== Problem to work on ==
Present the data once more in exactly its original form.

## BEGIN Source records

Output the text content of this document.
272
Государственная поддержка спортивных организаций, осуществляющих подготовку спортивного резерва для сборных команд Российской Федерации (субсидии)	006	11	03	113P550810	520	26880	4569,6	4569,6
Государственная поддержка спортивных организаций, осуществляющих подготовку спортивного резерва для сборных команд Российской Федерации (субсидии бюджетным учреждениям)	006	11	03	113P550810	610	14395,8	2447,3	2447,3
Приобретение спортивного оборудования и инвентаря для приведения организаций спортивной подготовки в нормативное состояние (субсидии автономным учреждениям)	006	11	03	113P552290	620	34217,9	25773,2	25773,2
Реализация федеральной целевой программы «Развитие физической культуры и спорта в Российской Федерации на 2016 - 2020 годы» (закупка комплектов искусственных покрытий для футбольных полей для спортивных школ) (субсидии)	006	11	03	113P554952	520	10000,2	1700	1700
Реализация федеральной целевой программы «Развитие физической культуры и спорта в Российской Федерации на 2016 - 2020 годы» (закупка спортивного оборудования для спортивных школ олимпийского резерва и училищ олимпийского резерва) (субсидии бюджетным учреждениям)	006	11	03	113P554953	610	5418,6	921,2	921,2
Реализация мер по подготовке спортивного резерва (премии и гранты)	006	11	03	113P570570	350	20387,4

## END Source records

== Completed task ==
Output the text content of this document.
272
Государственная поддержка спортивных организаций, осуществляющих подготовку спортивного резерва для сборных команд Российской Федерации (субсидии)	006	11	03	113P550810	520	26880	4569,6	4569,6
Государственная поддержка спортивных организаций, осуществляющих подготовку спортивного резерва для сборных команд Российской Федерации (субсидии бюджетным учреждениям)	006	11	03	113P550810	610	14395,8	2447,3	2447,3
Приобретение спортивного оборудования и инвентаря для приведения организаций спортивной подготовки в нормативное состояние (субсидии автономным учреждениям)	006	11	03	113P552290	620	34217,9	25773,2	25773,2
Реализация федеральной целевой программы «Развитие физической культуры и спорта в Российской Федерации на 2016 - 2020 годы» (закупка комплектов искусственных покрытий для футбольных полей для спортивных школ) (субсидии)	006	11	03	113P554952	520	10000,2	1700	1700
Реализация федеральной целевой программы «Развитие физической культуры и спорта в Российской Федерации на 2016 - 2020 годы» (закупка спортивного оборудования для спортивных школ олимпийского резерва и училищ олимпийского резерва) (субсидии бюджетным учреждениям)	006	11	03	113P554953	610	5418,6	921,2	921,2
Реализация мер по подготовке спортивного резерва (премии и гранты)	006	11	03	113P570570	350	20387,4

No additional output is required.